Record excerpts:
** start **

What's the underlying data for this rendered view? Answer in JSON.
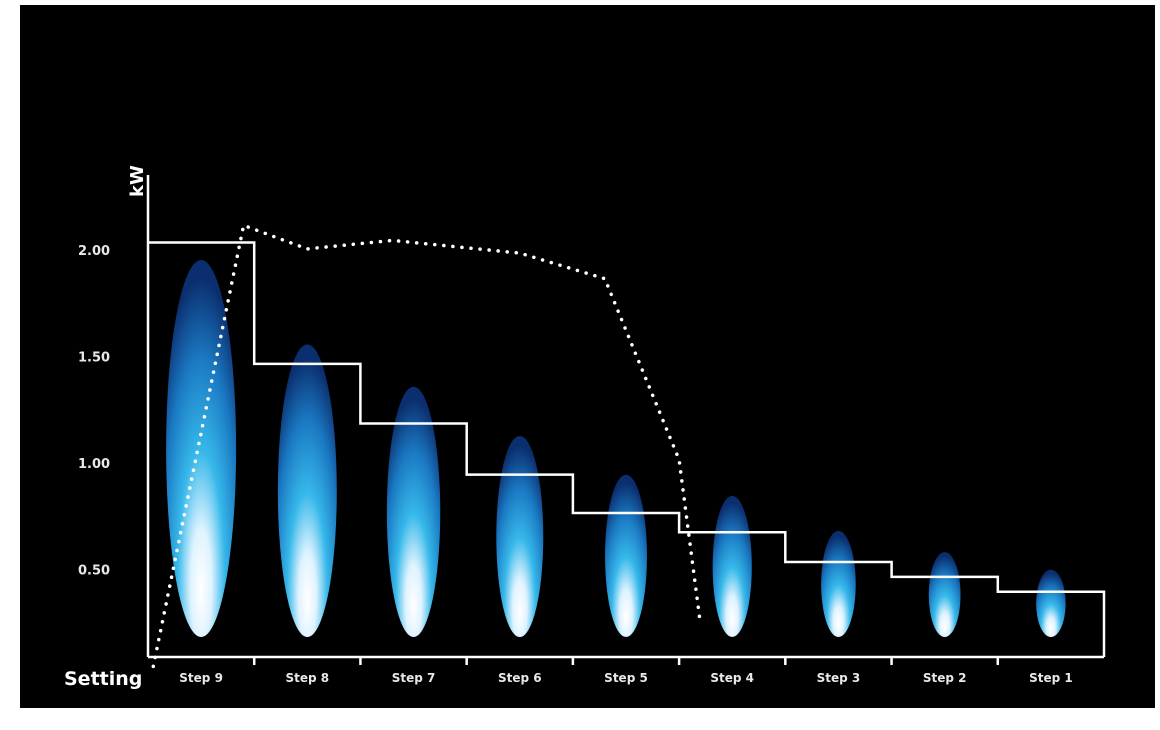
{
  "chart_data": {
    "type": "line",
    "ylabel": "kW",
    "xlabel": "Setting",
    "categories": [
      "Step 9",
      "Step 8",
      "Step 7",
      "Step 6",
      "Step 5",
      "Step 4",
      "Step 3",
      "Step 2",
      "Step 1"
    ],
    "yticks": [
      "2.00",
      "1.50",
      "1.00",
      "0.50"
    ],
    "ylim": [
      0,
      2.5
    ],
    "series": [
      {
        "style": "solid-step",
        "values": [
          2.04,
          1.47,
          1.19,
          0.95,
          0.77,
          0.68,
          0.54,
          0.47,
          0.4
        ]
      },
      {
        "style": "dotted",
        "points": [
          {
            "x": 0.05,
            "y": 0.05
          },
          {
            "x": 0.9,
            "y": 2.12
          },
          {
            "x": 1.5,
            "y": 2.01
          },
          {
            "x": 2.3,
            "y": 2.05
          },
          {
            "x": 3.5,
            "y": 1.99
          },
          {
            "x": 4.3,
            "y": 1.87
          },
          {
            "x": 5.0,
            "y": 1.02
          },
          {
            "x": 5.2,
            "y": 0.25
          }
        ]
      }
    ],
    "flame_levels": [
      1.0,
      0.76,
      0.64,
      0.5,
      0.39,
      0.33,
      0.23,
      0.17,
      0.12
    ],
    "colors": {
      "background": "#000000",
      "lines": "#ffffff",
      "flame_core": "#eaf6ff",
      "flame_mid": "#2fb3e6",
      "flame_edge": "#0b3f86"
    },
    "grid": false,
    "legend": "none"
  }
}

** end **

Written problem: Print the whole listing above once more, word for word, without its pictures.

Written reply:
What's the underlying data for this rendered view? Answer in JSON.
{
  "chart_data": {
    "type": "line",
    "ylabel": "kW",
    "xlabel": "Setting",
    "categories": [
      "Step 9",
      "Step 8",
      "Step 7",
      "Step 6",
      "Step 5",
      "Step 4",
      "Step 3",
      "Step 2",
      "Step 1"
    ],
    "yticks": [
      "2.00",
      "1.50",
      "1.00",
      "0.50"
    ],
    "ylim": [
      0,
      2.5
    ],
    "series": [
      {
        "style": "solid-step",
        "values": [
          2.04,
          1.47,
          1.19,
          0.95,
          0.77,
          0.68,
          0.54,
          0.47,
          0.4
        ]
      },
      {
        "style": "dotted",
        "points": [
          {
            "x": 0.05,
            "y": 0.05
          },
          {
            "x": 0.9,
            "y": 2.12
          },
          {
            "x": 1.5,
            "y": 2.01
          },
          {
            "x": 2.3,
            "y": 2.05
          },
          {
            "x": 3.5,
            "y": 1.99
          },
          {
            "x": 4.3,
            "y": 1.87
          },
          {
            "x": 5.0,
            "y": 1.02
          },
          {
            "x": 5.2,
            "y": 0.25
          }
        ]
      }
    ],
    "flame_levels": [
      1.0,
      0.76,
      0.64,
      0.5,
      0.39,
      0.33,
      0.23,
      0.17,
      0.12
    ],
    "colors": {
      "background": "#000000",
      "lines": "#ffffff",
      "flame_core": "#eaf6ff",
      "flame_mid": "#2fb3e6",
      "flame_edge": "#0b3f86"
    },
    "grid": false,
    "legend": "none"
  }
}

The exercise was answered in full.